*Problem statement*. Retype each record shown below, leaving every character as it is.

*Data*.
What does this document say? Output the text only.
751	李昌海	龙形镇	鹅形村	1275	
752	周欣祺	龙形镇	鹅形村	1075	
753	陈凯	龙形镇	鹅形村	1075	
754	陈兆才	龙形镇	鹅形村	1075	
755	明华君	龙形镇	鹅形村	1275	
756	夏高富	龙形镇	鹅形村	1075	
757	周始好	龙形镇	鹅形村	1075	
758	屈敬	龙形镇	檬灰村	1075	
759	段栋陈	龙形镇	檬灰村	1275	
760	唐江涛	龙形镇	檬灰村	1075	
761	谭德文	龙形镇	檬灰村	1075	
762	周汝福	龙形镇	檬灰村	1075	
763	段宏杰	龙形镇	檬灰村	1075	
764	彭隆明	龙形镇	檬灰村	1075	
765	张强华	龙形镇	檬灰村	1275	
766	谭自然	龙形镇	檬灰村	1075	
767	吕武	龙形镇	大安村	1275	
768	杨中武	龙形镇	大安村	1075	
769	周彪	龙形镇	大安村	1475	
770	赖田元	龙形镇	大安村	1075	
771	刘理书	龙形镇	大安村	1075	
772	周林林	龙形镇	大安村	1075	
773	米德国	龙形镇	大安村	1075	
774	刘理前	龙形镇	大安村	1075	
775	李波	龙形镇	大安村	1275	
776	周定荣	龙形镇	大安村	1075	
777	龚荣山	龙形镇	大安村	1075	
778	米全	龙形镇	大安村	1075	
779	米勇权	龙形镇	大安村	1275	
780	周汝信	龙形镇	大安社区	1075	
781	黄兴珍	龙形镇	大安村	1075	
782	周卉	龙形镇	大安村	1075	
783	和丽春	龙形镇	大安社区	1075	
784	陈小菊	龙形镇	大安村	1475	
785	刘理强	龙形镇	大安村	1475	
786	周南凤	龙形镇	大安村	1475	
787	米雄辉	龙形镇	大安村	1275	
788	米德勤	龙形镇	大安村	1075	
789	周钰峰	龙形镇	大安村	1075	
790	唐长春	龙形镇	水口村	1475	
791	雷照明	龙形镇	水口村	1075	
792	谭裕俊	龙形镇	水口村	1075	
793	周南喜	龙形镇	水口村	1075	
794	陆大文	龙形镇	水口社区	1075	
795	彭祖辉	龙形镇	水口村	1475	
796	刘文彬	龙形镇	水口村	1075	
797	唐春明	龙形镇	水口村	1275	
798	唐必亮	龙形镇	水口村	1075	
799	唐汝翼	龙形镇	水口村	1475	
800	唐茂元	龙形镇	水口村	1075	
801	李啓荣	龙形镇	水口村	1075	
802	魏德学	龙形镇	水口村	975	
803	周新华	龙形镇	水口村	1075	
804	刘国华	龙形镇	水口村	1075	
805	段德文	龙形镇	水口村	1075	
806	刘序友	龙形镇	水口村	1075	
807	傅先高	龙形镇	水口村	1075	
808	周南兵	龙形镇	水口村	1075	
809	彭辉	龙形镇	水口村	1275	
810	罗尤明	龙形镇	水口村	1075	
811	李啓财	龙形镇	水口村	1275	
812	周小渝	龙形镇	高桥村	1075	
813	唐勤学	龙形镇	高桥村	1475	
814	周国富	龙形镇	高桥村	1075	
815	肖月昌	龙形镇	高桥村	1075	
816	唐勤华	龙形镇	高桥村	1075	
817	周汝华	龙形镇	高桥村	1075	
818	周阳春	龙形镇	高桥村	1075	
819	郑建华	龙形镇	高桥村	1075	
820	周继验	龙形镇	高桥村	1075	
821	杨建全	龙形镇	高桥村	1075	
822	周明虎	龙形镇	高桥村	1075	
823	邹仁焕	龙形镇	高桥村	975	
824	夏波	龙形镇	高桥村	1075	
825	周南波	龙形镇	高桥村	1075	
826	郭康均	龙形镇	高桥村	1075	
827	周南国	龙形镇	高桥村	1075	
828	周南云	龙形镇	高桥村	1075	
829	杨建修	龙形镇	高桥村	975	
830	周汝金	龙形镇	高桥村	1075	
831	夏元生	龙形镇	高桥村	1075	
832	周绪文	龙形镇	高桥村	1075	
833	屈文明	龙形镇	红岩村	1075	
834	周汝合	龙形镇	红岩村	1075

*Answer to this task*.
What does this document say? Output the text only.
751	李昌海	龙形镇	鹅形村	1275	
752	周欣祺	龙形镇	鹅形村	1075	
753	陈凯	龙形镇	鹅形村	1075	
754	陈兆才	龙形镇	鹅形村	1075	
755	明华君	龙形镇	鹅形村	1275	
756	夏高富	龙形镇	鹅形村	1075	
757	周始好	龙形镇	鹅形村	1075	
758	屈敬	龙形镇	檬灰村	1075	
759	段栋陈	龙形镇	檬灰村	1275	
760	唐江涛	龙形镇	檬灰村	1075	
761	谭德文	龙形镇	檬灰村	1075	
762	周汝福	龙形镇	檬灰村	1075	
763	段宏杰	龙形镇	檬灰村	1075	
764	彭隆明	龙形镇	檬灰村	1075	
765	张强华	龙形镇	檬灰村	1275	
766	谭自然	龙形镇	檬灰村	1075	
767	吕武	龙形镇	大安村	1275	
768	杨中武	龙形镇	大安村	1075	
769	周彪	龙形镇	大安村	1475	
770	赖田元	龙形镇	大安村	1075	
771	刘理书	龙形镇	大安村	1075	
772	周林林	龙形镇	大安村	1075	
773	米德国	龙形镇	大安村	1075	
774	刘理前	龙形镇	大安村	1075	
775	李波	龙形镇	大安村	1275	
776	周定荣	龙形镇	大安村	1075	
777	龚荣山	龙形镇	大安村	1075	
778	米全	龙形镇	大安村	1075	
779	米勇权	龙形镇	大安村	1275	
780	周汝信	龙形镇	大安社区	1075	
781	黄兴珍	龙形镇	大安村	1075	
782	周卉	龙形镇	大安村	1075	
783	和丽春	龙形镇	大安社区	1075	
784	陈小菊	龙形镇	大安村	1475	
785	刘理强	龙形镇	大安村	1475	
786	周南凤	龙形镇	大安村	1475	
787	米雄辉	龙形镇	大安村	1275	
788	米德勤	龙形镇	大安村	1075	
789	周钰峰	龙形镇	大安村	1075	
790	唐长春	龙形镇	水口村	1475	
791	雷照明	龙形镇	水口村	1075	
792	谭裕俊	龙形镇	水口村	1075	
793	周南喜	龙形镇	水口村	1075	
794	陆大文	龙形镇	水口社区	1075	
795	彭祖辉	龙形镇	水口村	1475	
796	刘文彬	龙形镇	水口村	1075	
797	唐春明	龙形镇	水口村	1275	
798	唐必亮	龙形镇	水口村	1075	
799	唐汝翼	龙形镇	水口村	1475	
800	唐茂元	龙形镇	水口村	1075	
801	李啓荣	龙形镇	水口村	1075	
802	魏德学	龙形镇	水口村	975	
803	周新华	龙形镇	水口村	1075	
804	刘国华	龙形镇	水口村	1075	
805	段德文	龙形镇	水口村	1075	
806	刘序友	龙形镇	水口村	1075	
807	傅先高	龙形镇	水口村	1075	
808	周南兵	龙形镇	水口村	1075	
809	彭辉	龙形镇	水口村	1275	
810	罗尤明	龙形镇	水口村	1075	
811	李啓财	龙形镇	水口村	1275	
812	周小渝	龙形镇	高桥村	1075	
813	唐勤学	龙形镇	高桥村	1475	
814	周国富	龙形镇	高桥村	1075	
815	肖月昌	龙形镇	高桥村	1075	
816	唐勤华	龙形镇	高桥村	1075	
817	周汝华	龙形镇	高桥村	1075	
818	周阳春	龙形镇	高桥村	1075	
819	郑建华	龙形镇	高桥村	1075	
820	周继验	龙形镇	高桥村	1075	
821	杨建全	龙形镇	高桥村	1075	
822	周明虎	龙形镇	高桥村	1075	
823	邹仁焕	龙形镇	高桥村	975	
824	夏波	龙形镇	高桥村	1075	
825	周南波	龙形镇	高桥村	1075	
826	郭康均	龙形镇	高桥村	1075	
827	周南国	龙形镇	高桥村	1075	
828	周南云	龙形镇	高桥村	1075	
829	杨建修	龙形镇	高桥村	975	
830	周汝金	龙形镇	高桥村	1075	
831	夏元生	龙形镇	高桥村	1075	
832	周绪文	龙形镇	高桥村	1075	
833	屈文明	龙形镇	红岩村	1075	
834	周汝合	龙形镇	红岩村	1075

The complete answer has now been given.